Collection entries:
++++
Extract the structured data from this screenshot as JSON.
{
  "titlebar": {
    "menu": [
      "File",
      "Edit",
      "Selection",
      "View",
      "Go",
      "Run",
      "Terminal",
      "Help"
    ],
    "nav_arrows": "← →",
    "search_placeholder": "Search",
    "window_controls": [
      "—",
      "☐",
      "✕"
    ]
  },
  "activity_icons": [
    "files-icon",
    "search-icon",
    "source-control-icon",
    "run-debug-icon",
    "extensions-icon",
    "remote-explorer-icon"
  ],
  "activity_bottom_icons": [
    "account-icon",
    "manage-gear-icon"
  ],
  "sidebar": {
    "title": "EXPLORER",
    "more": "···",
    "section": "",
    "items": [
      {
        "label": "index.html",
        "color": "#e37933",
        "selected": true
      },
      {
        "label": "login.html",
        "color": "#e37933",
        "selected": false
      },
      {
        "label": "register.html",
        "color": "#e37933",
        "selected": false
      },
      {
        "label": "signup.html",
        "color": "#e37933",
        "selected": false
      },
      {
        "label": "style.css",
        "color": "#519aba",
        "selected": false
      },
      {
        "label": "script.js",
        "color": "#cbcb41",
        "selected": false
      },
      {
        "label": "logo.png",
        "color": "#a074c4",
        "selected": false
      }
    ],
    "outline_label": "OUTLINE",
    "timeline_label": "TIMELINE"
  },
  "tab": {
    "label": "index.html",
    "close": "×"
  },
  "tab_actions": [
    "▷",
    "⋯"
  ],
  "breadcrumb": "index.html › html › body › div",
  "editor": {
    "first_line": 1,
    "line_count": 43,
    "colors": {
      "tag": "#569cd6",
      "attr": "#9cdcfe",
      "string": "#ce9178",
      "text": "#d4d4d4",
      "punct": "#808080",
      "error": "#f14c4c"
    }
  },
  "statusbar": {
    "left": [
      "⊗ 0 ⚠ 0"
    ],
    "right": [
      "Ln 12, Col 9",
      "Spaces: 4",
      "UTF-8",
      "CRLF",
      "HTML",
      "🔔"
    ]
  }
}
++++
Print the whole listing exactly as it is.

Extract the structured data from this screenshot as JSON.
{
  "titlebar": {
    "menu": [
      "File",
      "Edit",
      "Selection",
      "View",
      "Go",
      "Run",
      "Terminal",
      "Help"
    ],
    "nav_arrows": "← →",
    "search_placeholder": "Search",
    "window_controls": [
      "—",
      "☐",
      "✕"
    ]
  },
  "activity_icons": [
    "files-icon",
    "search-icon",
    "source-control-icon",
    "run-debug-icon",
    "extensions-icon",
    "remote-explorer-icon"
  ],
  "activity_bottom_icons": [
    "account-icon",
    "manage-gear-icon"
  ],
  "sidebar": {
    "title": "EXPLORER",
    "more": "···",
    "section": "",
    "items": [
      {
        "label": "index.html",
        "color": "#e37933",
        "selected": true
      },
      {
        "label": "login.html",
        "color": "#e37933",
        "selected": false
      },
      {
        "label": "register.html",
        "color": "#e37933",
        "selected": false
      },
      {
        "label": "signup.html",
        "color": "#e37933",
        "selected": false
      },
      {
        "label": "style.css",
        "color": "#519aba",
        "selected": false
      },
      {
        "label": "script.js",
        "color": "#cbcb41",
        "selected": false
      },
      {
        "label": "logo.png",
        "color": "#a074c4",
        "selected": false
      }
    ],
    "outline_label": "OUTLINE",
    "timeline_label": "TIMELINE"
  },
  "tab": {
    "label": "index.html",
    "close": "×"
  },
  "tab_actions": [
    "▷",
    "⋯"
  ],
  "breadcrumb": "index.html › html › body › div",
  "editor": {
    "first_line": 1,
    "line_count": 43,
    "colors": {
      "tag": "#569cd6",
      "attr": "#9cdcfe",
      "string": "#ce9178",
      "text": "#d4d4d4",
      "punct": "#808080",
      "error": "#f14c4c"
    }
  },
  "statusbar": {
    "left": [
      "⊗ 0 ⚠ 0"
    ],
    "right": [
      "Ln 12, Col 9",
      "Spaces: 4",
      "UTF-8",
      "CRLF",
      "HTML",
      "🔔"
    ]
  }
}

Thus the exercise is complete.